Reproduce the entries word for word, and omit any picture you find in them.

(Entries with figure data)
═══
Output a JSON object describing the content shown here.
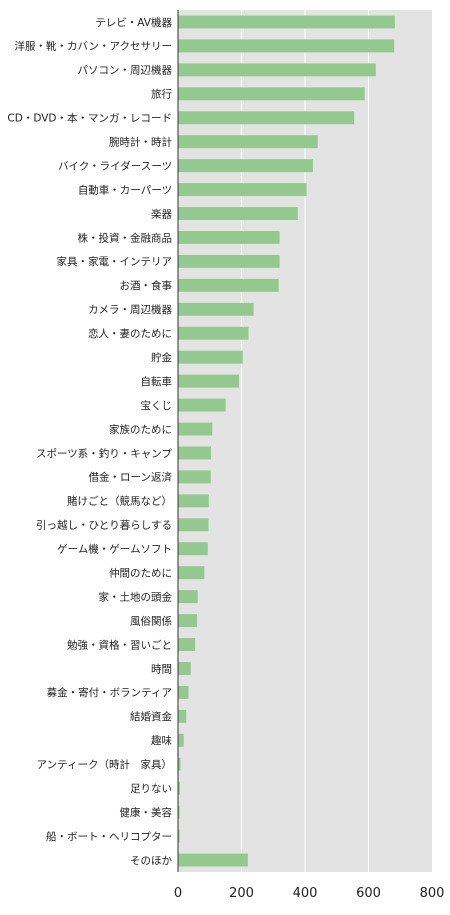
{
  "chart_data": {
    "type": "bar",
    "orientation": "horizontal",
    "title": "",
    "xlabel": "",
    "ylabel": "",
    "xlim": [
      0,
      800
    ],
    "xticks": [
      0,
      200,
      400,
      600,
      800
    ],
    "grid": true,
    "colors": {
      "bar": "#93c98f",
      "plot_background": "#e3e3e3",
      "gridline": "#ffffff"
    },
    "categories": [
      "テレビ・AV機器",
      "洋服・靴・カバン・アクセサリー",
      "パソコン・周辺機器",
      "旅行",
      "CD・DVD・本・マンガ・レコード",
      "腕時計・時計",
      "バイク・ライダースーツ",
      "自動車・カーパーツ",
      "楽器",
      "株・投資・金融商品",
      "家具・家電・インテリア",
      "お酒・食事",
      "カメラ・周辺機器",
      "恋人・妻のために",
      "貯金",
      "自転車",
      "宝くじ",
      "家族のために",
      "スポーツ系・釣り・キャンプ",
      "借金・ローン返済",
      "賭けごと（競馬など）",
      "引っ越し・ひとり暮らしする",
      "ゲーム機・ゲームソフト",
      "仲間のために",
      "家・土地の頭金",
      "風俗関係",
      "勉強・資格・習いごと",
      "時間",
      "募金・寄付・ボランティア",
      "結婚資金",
      "趣味",
      "アンティーク（時計　家具）",
      "足りない",
      "健康・美容",
      "船・ボート・ヘリコプター",
      "そのほか"
    ],
    "values": [
      683,
      681,
      623,
      588,
      555,
      440,
      425,
      405,
      377,
      320,
      320,
      317,
      238,
      222,
      204,
      192,
      150,
      108,
      104,
      103,
      97,
      96,
      94,
      83,
      62,
      60,
      54,
      40,
      33,
      26,
      18,
      8,
      6,
      5,
      5,
      220
    ]
  }
}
═══
--- Solution to this task ---
Output a JSON object describing the content shown here.
{
  "chart_data": {
    "type": "bar",
    "orientation": "horizontal",
    "title": "",
    "xlabel": "",
    "ylabel": "",
    "xlim": [
      0,
      800
    ],
    "xticks": [
      0,
      200,
      400,
      600,
      800
    ],
    "grid": true,
    "colors": {
      "bar": "#93c98f",
      "plot_background": "#e3e3e3",
      "gridline": "#ffffff"
    },
    "categories": [
      "テレビ・AV機器",
      "洋服・靴・カバン・アクセサリー",
      "パソコン・周辺機器",
      "旅行",
      "CD・DVD・本・マンガ・レコード",
      "腕時計・時計",
      "バイク・ライダースーツ",
      "自動車・カーパーツ",
      "楽器",
      "株・投資・金融商品",
      "家具・家電・インテリア",
      "お酒・食事",
      "カメラ・周辺機器",
      "恋人・妻のために",
      "貯金",
      "自転車",
      "宝くじ",
      "家族のために",
      "スポーツ系・釣り・キャンプ",
      "借金・ローン返済",
      "賭けごと（競馬など）",
      "引っ越し・ひとり暮らしする",
      "ゲーム機・ゲームソフト",
      "仲間のために",
      "家・土地の頭金",
      "風俗関係",
      "勉強・資格・習いごと",
      "時間",
      "募金・寄付・ボランティア",
      "結婚資金",
      "趣味",
      "アンティーク（時計　家具）",
      "足りない",
      "健康・美容",
      "船・ボート・ヘリコプター",
      "そのほか"
    ],
    "values": [
      683,
      681,
      623,
      588,
      555,
      440,
      425,
      405,
      377,
      320,
      320,
      317,
      238,
      222,
      204,
      192,
      150,
      108,
      104,
      103,
      97,
      96,
      94,
      83,
      62,
      60,
      54,
      40,
      33,
      26,
      18,
      8,
      6,
      5,
      5,
      220
    ]
  }
}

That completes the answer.